(Exercise requirements) Scan the records and identify every line in which the string "name" occurs, then return those lines.

(Records for this exercise)

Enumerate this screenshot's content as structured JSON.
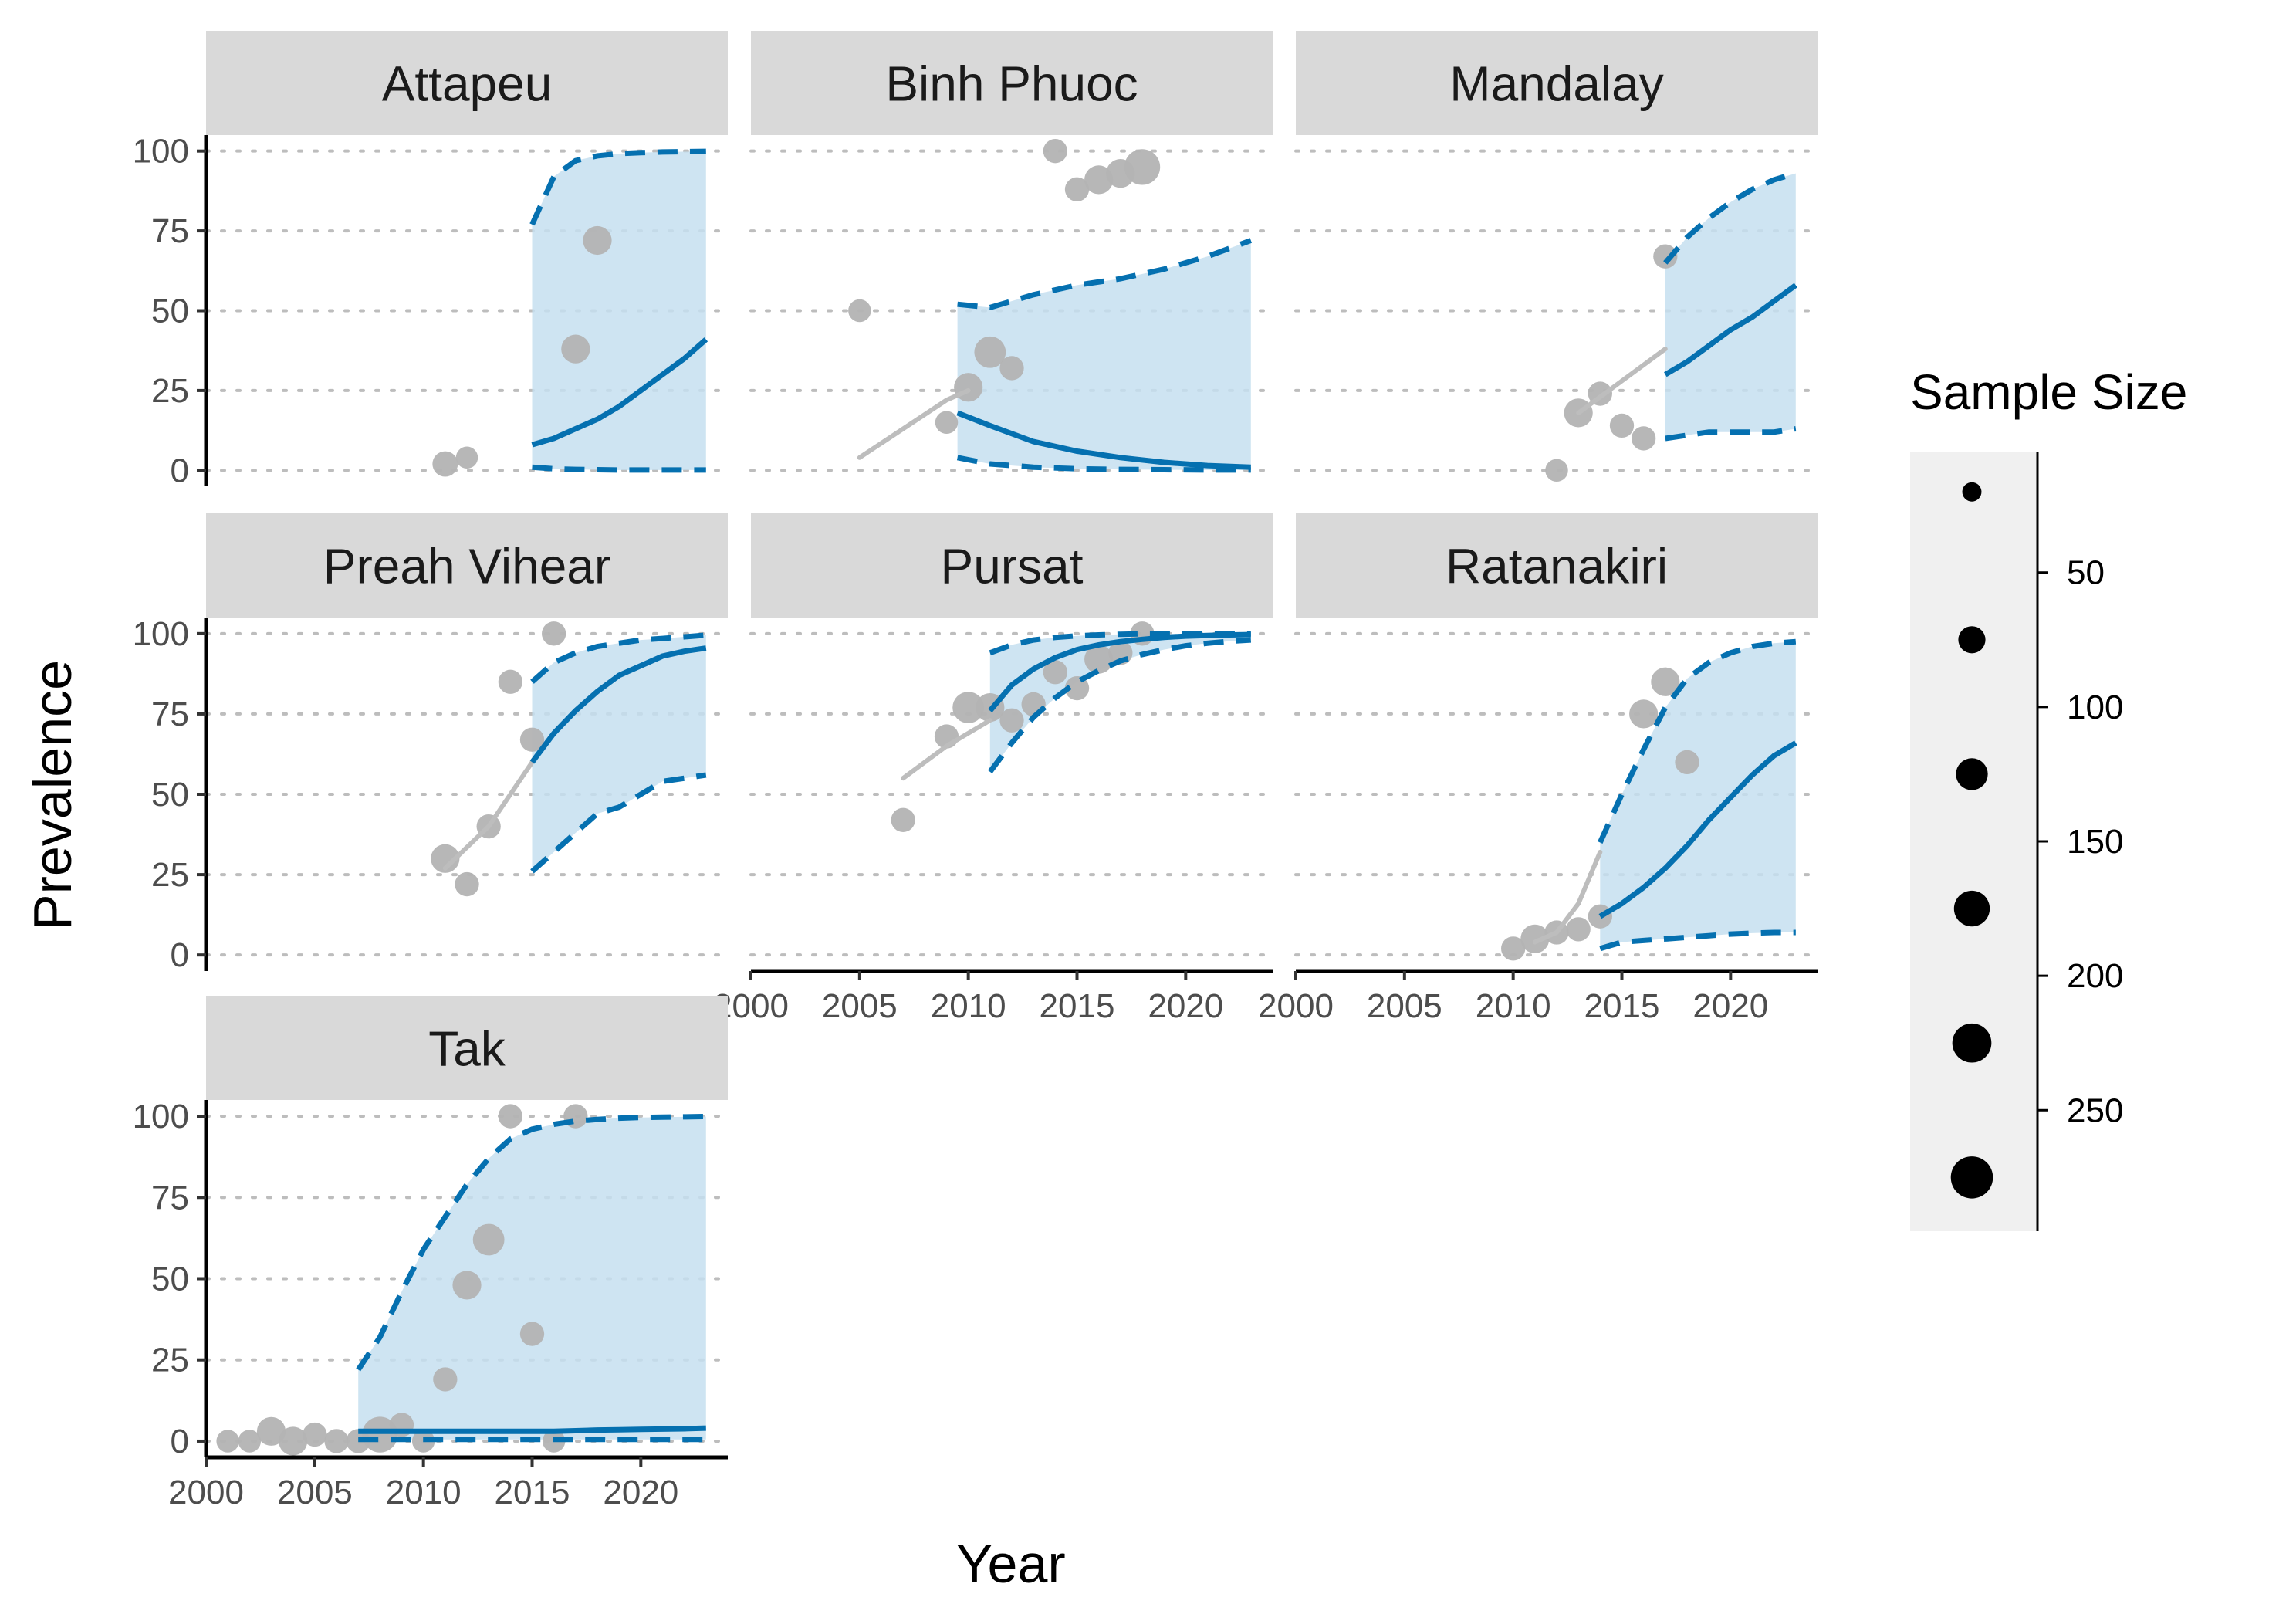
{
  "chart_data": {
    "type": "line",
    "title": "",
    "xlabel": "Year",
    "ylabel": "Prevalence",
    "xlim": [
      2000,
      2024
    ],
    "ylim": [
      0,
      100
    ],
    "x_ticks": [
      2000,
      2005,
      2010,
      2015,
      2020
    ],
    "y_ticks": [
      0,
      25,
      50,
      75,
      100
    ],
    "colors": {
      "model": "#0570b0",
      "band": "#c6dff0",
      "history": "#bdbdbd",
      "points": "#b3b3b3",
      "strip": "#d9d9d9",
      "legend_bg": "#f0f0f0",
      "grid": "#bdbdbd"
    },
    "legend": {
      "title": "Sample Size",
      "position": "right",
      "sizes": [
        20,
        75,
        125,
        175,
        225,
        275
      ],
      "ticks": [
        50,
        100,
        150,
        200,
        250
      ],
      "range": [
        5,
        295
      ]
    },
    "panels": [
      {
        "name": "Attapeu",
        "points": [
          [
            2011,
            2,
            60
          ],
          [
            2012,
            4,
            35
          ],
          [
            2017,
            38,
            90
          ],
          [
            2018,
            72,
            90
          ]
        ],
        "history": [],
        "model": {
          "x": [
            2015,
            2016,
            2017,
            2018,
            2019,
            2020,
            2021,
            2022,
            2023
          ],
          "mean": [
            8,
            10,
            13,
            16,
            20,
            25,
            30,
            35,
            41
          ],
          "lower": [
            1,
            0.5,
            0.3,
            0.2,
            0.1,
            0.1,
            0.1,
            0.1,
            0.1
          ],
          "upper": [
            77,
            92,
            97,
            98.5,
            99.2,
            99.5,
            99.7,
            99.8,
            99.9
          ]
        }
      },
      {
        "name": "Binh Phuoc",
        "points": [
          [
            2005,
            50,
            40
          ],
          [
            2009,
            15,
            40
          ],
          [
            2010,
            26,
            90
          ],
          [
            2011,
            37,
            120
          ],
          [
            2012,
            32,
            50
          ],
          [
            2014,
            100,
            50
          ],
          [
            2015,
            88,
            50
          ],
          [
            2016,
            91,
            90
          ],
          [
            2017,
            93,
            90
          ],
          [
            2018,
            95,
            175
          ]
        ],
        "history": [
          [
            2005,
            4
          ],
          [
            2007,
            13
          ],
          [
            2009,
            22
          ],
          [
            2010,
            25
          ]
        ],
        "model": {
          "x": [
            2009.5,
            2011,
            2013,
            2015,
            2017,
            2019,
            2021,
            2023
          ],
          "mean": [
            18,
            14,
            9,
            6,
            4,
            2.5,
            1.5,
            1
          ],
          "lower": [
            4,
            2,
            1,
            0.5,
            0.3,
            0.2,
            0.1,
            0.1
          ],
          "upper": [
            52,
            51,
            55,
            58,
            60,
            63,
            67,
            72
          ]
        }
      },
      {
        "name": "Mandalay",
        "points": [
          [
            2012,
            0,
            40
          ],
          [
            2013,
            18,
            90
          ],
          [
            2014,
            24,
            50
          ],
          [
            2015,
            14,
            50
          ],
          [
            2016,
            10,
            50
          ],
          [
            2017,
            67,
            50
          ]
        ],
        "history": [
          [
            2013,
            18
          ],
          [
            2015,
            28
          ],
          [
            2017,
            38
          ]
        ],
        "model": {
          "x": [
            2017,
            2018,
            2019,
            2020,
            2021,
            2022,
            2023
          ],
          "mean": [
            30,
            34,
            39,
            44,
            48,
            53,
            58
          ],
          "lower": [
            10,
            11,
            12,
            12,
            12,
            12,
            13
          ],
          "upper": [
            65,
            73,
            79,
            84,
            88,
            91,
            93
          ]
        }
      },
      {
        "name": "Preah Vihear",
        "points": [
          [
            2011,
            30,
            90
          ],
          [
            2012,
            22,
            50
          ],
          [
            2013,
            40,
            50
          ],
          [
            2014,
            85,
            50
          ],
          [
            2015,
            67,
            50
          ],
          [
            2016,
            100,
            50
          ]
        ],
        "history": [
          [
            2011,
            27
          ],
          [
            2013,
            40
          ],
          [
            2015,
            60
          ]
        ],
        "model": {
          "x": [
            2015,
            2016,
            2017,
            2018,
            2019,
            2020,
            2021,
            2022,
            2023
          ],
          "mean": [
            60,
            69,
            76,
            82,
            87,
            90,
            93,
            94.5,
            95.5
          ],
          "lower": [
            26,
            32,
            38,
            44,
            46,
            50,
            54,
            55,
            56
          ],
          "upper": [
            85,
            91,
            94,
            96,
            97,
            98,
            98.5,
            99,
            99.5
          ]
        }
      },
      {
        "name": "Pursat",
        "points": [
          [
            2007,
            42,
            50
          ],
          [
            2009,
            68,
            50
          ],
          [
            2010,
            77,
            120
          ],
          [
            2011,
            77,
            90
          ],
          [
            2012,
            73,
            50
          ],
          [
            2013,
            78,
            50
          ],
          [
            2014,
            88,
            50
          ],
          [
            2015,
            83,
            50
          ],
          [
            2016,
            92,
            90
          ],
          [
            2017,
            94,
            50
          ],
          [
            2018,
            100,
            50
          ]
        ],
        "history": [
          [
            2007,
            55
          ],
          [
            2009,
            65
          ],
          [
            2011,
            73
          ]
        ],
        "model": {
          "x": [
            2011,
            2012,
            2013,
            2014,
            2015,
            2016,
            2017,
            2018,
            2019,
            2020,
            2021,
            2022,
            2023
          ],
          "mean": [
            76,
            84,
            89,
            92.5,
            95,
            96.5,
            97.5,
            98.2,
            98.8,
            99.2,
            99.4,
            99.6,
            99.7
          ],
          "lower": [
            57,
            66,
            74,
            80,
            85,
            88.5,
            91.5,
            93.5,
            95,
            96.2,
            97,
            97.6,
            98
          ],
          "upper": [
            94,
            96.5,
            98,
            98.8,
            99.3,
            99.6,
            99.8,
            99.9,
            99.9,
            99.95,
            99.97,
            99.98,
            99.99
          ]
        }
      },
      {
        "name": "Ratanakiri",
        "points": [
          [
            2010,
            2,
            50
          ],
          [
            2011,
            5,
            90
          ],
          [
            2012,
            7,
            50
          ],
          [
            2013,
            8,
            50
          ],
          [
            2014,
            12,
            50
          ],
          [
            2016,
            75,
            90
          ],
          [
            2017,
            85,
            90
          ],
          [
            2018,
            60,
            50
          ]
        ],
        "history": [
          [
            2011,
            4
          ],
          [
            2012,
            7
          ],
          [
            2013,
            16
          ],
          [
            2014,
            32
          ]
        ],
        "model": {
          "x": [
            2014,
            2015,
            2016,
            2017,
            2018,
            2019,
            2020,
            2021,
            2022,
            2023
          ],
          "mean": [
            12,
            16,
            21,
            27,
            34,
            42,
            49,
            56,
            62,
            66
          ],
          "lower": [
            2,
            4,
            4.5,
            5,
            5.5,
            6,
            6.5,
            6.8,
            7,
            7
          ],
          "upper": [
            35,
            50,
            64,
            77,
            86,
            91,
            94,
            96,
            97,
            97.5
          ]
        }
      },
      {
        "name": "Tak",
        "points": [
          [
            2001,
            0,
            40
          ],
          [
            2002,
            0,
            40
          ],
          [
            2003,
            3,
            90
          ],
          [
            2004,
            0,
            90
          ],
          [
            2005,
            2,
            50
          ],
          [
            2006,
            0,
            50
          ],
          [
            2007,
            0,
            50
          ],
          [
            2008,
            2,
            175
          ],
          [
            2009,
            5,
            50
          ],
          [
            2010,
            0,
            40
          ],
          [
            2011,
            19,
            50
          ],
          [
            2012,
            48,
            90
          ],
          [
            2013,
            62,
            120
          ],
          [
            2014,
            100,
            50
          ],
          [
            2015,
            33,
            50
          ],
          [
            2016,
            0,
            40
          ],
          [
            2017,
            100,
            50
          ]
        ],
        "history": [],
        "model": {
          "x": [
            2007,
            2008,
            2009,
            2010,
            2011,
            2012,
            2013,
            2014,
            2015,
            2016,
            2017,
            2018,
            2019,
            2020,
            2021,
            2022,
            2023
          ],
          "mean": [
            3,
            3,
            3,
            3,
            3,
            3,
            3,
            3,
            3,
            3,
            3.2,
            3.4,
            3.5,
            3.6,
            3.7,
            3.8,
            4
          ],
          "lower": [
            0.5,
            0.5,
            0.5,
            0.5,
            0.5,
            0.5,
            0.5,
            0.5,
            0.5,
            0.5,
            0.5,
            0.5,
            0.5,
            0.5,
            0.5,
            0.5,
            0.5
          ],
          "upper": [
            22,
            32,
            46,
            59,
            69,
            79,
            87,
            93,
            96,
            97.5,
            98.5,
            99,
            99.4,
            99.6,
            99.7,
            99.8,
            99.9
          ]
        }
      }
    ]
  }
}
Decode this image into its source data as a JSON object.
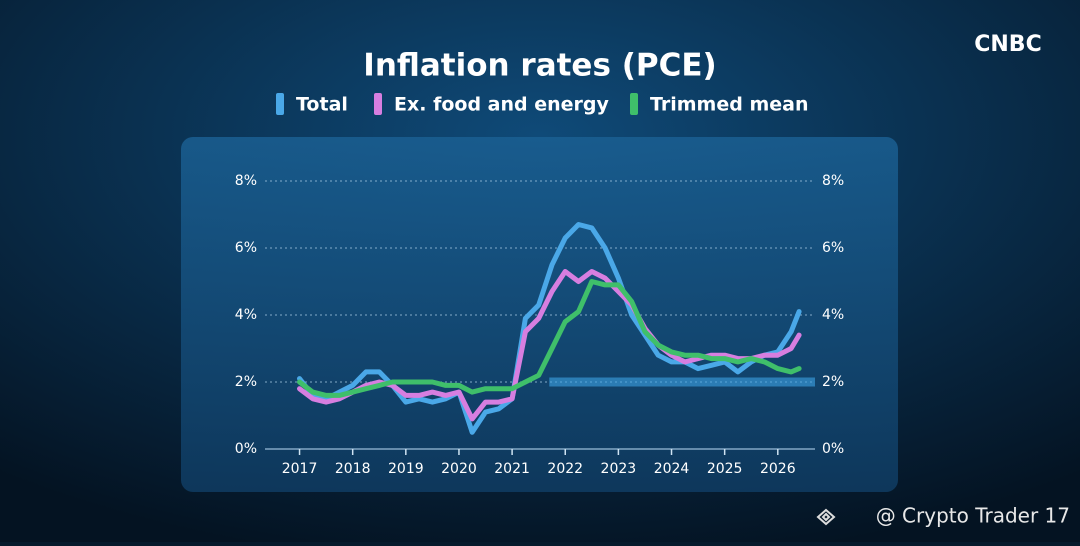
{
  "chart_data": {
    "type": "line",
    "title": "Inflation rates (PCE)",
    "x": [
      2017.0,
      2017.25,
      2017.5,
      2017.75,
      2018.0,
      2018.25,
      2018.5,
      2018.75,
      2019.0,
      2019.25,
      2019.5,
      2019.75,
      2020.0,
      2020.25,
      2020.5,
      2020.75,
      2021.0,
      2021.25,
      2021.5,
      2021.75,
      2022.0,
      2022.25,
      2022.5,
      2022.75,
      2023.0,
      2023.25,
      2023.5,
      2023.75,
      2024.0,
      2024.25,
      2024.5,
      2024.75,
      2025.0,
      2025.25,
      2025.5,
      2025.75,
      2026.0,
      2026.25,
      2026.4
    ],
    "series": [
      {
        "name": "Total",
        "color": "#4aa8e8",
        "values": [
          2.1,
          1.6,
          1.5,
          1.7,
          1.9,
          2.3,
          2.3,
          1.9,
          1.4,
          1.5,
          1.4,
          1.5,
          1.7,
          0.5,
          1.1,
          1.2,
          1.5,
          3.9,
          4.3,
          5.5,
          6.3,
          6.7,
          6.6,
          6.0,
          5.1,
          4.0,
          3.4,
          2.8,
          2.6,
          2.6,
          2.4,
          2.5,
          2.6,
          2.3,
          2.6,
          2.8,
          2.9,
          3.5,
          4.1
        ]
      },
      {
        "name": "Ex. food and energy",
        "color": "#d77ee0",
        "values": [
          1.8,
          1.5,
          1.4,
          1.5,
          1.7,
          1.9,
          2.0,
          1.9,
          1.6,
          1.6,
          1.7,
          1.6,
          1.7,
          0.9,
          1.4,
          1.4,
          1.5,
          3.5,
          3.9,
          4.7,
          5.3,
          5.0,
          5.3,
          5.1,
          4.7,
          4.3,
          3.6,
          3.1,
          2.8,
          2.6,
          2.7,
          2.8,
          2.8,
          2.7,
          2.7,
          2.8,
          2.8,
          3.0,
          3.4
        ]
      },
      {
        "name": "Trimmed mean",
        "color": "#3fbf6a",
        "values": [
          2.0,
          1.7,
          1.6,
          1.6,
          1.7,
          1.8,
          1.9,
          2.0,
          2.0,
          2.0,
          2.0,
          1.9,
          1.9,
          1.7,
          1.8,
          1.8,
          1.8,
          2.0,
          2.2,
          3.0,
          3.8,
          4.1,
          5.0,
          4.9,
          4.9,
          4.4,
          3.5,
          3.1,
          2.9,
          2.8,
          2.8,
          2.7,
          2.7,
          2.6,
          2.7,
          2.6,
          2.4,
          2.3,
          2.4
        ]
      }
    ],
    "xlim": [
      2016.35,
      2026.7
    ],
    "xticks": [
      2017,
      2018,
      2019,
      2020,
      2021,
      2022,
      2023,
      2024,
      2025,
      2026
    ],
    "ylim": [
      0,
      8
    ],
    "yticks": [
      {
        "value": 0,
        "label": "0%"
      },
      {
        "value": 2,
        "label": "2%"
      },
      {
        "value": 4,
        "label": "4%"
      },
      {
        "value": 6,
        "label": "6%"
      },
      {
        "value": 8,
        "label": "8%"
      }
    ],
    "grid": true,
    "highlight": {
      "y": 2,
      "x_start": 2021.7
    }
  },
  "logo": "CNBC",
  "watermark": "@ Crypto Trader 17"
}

(Correct response)
        "name": "Attapeu",
        "name": "Binh Phuoc",
        "name": "Mandalay",
        "name": "Preah Vihear",
        "name": "Pursat",
        "name": "Ratanakiri",
        "name": "Tak",
        "name": "Total",
        "name": "Ex. food and energy",
        "name": "Trimmed mean",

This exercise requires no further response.